Stored dataset items
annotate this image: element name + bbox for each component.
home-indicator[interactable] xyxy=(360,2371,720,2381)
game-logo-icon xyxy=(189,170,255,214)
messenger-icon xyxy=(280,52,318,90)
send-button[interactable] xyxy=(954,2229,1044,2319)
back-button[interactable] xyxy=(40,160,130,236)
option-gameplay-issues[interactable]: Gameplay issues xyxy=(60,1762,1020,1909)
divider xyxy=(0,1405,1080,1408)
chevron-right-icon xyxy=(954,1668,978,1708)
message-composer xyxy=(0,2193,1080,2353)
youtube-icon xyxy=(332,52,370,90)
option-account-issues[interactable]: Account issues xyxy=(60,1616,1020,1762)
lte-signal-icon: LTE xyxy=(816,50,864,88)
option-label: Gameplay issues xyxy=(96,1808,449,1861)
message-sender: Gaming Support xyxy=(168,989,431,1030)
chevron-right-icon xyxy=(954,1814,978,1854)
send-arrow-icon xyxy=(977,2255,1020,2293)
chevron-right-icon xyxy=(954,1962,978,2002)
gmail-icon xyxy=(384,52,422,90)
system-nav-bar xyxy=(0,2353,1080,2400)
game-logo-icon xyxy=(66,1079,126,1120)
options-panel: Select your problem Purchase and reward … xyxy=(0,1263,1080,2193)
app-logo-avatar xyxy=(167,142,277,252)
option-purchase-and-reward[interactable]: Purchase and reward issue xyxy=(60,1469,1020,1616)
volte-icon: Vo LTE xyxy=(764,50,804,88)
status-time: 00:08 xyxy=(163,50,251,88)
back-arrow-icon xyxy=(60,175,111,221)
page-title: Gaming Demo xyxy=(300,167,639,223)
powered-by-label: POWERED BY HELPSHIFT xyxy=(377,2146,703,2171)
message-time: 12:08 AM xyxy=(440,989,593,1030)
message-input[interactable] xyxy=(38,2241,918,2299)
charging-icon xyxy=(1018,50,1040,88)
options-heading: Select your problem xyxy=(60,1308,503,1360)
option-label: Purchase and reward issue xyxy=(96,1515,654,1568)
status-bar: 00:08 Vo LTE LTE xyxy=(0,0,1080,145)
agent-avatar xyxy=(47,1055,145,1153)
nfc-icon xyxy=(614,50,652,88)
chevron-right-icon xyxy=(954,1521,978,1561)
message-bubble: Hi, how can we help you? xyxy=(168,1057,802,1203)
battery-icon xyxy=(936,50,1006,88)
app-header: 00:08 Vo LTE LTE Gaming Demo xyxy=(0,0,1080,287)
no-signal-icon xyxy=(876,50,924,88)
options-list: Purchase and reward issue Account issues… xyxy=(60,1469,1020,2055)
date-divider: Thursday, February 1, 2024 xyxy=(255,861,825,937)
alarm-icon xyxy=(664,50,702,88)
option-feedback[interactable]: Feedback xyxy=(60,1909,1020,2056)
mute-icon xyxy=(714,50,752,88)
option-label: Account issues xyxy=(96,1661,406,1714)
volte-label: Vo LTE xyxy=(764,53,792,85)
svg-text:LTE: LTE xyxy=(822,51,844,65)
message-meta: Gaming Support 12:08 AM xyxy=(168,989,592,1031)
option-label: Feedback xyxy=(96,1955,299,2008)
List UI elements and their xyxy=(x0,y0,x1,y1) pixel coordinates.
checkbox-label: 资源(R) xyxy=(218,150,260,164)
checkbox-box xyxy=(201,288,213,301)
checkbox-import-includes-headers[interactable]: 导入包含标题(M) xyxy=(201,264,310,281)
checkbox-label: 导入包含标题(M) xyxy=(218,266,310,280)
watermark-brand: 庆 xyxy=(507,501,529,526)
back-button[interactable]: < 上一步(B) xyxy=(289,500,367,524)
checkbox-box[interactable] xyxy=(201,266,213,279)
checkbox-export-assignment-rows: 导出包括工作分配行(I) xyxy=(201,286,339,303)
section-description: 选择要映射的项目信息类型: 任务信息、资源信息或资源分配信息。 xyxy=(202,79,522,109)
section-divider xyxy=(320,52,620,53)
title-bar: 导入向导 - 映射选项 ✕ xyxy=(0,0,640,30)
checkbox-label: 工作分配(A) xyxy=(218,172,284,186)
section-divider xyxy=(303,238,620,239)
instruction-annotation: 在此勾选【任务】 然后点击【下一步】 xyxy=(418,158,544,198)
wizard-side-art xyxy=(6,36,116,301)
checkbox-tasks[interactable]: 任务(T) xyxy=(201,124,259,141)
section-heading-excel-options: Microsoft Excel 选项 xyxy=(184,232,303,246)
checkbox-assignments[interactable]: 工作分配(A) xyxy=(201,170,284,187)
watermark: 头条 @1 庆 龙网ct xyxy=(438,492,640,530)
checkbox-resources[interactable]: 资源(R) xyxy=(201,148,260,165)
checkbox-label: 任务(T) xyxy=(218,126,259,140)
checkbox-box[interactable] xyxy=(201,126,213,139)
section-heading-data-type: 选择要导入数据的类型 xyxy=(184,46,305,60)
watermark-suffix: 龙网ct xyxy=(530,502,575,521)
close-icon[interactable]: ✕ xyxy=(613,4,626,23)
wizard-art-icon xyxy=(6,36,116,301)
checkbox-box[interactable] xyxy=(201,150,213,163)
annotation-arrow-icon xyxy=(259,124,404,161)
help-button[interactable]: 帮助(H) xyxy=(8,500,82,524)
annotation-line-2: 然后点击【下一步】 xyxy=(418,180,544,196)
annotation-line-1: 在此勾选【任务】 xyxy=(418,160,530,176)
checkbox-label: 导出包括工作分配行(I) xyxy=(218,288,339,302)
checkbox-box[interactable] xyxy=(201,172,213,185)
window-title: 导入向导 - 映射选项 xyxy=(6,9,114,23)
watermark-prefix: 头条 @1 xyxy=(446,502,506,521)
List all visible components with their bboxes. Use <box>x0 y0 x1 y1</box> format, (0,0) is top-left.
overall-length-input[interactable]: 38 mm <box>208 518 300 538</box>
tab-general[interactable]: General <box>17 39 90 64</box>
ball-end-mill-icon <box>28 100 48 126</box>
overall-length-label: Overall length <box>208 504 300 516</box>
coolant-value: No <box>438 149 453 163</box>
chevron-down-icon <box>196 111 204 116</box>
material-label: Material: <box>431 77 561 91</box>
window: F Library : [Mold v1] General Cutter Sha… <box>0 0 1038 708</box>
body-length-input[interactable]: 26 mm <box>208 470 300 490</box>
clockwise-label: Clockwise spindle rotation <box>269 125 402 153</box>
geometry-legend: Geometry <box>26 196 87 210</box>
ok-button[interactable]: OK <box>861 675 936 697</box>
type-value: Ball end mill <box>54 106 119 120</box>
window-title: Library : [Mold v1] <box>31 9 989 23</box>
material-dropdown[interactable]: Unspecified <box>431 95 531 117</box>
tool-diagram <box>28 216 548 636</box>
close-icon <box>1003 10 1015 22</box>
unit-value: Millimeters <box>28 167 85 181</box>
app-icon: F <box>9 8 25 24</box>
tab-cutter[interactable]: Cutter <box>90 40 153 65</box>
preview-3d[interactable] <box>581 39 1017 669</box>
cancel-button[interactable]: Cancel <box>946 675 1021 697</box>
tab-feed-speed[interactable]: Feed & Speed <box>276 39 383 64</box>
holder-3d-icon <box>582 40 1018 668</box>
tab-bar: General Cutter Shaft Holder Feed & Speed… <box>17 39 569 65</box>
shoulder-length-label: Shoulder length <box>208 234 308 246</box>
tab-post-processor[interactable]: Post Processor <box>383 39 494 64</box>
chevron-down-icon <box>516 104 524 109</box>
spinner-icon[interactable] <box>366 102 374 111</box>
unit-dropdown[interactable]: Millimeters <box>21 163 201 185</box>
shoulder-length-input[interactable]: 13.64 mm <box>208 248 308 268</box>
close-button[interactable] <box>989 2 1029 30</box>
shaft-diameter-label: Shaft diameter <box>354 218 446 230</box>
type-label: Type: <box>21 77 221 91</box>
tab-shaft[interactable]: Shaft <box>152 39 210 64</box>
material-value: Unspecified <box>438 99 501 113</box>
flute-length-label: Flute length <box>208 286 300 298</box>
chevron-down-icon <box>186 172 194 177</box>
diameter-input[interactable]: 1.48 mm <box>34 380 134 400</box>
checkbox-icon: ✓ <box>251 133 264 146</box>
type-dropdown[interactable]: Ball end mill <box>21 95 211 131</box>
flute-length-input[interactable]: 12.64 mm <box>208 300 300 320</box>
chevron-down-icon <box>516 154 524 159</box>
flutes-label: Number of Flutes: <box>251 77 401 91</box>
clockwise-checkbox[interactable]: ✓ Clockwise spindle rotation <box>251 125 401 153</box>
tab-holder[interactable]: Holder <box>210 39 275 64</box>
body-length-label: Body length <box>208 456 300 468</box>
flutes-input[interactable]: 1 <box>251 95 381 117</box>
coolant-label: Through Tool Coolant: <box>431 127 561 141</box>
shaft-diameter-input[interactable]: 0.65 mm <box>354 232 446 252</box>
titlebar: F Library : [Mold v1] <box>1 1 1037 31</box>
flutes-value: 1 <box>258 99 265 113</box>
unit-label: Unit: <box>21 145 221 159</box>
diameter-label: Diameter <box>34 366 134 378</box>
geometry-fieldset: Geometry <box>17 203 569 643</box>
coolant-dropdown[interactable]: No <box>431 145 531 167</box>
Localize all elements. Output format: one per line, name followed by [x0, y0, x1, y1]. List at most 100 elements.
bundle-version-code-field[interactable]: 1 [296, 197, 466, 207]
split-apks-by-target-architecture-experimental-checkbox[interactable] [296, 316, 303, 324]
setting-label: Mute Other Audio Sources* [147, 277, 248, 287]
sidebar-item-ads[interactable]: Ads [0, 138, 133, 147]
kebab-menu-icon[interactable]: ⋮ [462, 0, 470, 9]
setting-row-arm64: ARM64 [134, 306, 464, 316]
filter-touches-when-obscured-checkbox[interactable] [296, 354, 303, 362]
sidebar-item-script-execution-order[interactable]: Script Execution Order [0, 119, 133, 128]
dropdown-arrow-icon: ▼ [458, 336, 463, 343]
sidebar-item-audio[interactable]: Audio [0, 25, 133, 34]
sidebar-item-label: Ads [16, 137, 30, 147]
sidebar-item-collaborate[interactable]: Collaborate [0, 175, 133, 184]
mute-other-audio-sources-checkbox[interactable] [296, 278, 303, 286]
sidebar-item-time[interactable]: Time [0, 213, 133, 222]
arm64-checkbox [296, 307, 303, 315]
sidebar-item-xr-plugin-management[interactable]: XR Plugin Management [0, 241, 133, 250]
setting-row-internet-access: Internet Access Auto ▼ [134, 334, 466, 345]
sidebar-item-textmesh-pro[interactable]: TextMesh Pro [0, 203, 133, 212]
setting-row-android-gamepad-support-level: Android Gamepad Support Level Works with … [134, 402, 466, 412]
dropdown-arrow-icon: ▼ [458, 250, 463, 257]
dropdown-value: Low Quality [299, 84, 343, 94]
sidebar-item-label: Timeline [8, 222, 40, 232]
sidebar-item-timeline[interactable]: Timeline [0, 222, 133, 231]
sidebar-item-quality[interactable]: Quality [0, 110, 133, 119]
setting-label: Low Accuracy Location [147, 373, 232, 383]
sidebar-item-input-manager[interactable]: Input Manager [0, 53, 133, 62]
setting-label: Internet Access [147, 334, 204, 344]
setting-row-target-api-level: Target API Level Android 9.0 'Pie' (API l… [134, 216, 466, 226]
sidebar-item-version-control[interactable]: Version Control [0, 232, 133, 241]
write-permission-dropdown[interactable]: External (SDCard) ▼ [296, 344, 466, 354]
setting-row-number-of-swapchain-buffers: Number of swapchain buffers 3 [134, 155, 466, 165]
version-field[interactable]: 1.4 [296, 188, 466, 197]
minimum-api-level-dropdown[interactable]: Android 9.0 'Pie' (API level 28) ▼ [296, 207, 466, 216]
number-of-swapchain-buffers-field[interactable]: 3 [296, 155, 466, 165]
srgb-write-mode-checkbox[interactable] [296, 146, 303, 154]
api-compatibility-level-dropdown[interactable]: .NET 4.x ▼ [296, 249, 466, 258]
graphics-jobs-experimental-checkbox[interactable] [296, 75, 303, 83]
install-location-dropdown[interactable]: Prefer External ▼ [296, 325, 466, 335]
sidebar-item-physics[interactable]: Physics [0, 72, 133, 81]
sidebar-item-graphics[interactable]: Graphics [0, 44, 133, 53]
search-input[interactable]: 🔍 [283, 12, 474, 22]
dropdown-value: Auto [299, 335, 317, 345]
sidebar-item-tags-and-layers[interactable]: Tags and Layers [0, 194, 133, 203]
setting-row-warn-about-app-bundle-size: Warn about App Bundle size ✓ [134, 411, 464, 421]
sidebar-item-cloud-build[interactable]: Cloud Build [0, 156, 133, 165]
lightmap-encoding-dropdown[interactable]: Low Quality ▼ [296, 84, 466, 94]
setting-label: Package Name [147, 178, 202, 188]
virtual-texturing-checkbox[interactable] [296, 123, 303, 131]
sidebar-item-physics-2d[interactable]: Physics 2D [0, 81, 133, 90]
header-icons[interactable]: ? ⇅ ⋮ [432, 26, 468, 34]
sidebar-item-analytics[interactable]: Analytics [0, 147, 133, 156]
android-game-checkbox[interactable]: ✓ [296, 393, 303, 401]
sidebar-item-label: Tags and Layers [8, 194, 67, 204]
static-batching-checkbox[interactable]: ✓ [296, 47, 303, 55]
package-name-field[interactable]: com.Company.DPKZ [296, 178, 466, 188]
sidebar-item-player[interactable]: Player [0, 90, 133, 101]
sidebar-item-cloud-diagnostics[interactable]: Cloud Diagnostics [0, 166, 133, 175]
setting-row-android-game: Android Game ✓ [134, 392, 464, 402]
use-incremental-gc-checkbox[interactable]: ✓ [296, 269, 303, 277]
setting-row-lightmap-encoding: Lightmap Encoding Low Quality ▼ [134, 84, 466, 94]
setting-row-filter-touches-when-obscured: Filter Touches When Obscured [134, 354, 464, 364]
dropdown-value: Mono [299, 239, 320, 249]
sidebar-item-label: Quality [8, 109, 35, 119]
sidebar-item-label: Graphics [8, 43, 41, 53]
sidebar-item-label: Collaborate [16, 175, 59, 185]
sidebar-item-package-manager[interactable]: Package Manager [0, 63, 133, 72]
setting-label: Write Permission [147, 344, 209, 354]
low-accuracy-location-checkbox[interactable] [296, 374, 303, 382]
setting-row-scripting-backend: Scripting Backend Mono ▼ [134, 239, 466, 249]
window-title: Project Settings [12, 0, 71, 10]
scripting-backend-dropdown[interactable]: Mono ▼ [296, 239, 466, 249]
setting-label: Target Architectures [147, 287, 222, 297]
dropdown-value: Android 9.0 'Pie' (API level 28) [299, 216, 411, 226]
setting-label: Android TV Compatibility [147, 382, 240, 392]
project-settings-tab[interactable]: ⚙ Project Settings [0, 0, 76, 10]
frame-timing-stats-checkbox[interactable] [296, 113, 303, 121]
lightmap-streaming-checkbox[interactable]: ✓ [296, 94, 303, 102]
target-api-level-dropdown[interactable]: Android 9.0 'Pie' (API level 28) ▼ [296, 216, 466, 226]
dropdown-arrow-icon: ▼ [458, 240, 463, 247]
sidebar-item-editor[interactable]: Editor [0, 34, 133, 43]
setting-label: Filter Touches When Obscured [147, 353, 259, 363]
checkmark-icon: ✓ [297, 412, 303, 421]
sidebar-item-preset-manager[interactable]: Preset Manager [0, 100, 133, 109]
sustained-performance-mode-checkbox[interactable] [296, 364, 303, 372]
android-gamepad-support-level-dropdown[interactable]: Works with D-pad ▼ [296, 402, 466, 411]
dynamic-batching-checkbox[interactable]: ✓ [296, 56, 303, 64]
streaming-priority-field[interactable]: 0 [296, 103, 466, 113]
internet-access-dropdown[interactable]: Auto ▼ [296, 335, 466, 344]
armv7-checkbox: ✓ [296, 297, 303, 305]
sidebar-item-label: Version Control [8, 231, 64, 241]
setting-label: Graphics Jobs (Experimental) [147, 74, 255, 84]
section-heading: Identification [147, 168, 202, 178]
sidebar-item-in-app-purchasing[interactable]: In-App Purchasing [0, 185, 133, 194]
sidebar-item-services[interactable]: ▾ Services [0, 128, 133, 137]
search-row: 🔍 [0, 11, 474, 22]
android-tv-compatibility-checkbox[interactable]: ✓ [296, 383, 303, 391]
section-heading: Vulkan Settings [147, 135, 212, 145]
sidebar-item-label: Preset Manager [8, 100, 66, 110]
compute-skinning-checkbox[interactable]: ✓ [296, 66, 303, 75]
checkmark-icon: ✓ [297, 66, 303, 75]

Exercise aim: Rewrite the items from the first line through the line that contains "send-button[interactable] xyxy=(954,2229,1044,2319)" as a Markdown table with the columns No. and Line, skipping any blank lines.

Full output:
| No. | Line |
|---|---|
| 1 | annotate this image: element name + bbox for each component. |
| 2 | home-indicator[interactable] xyxy=(360,2371,720,2381) |
| 3 | game-logo-icon xyxy=(189,170,255,214) |
| 4 | messenger-icon xyxy=(280,52,318,90) |
| 5 | send-button[interactable] xyxy=(954,2229,1044,2319) |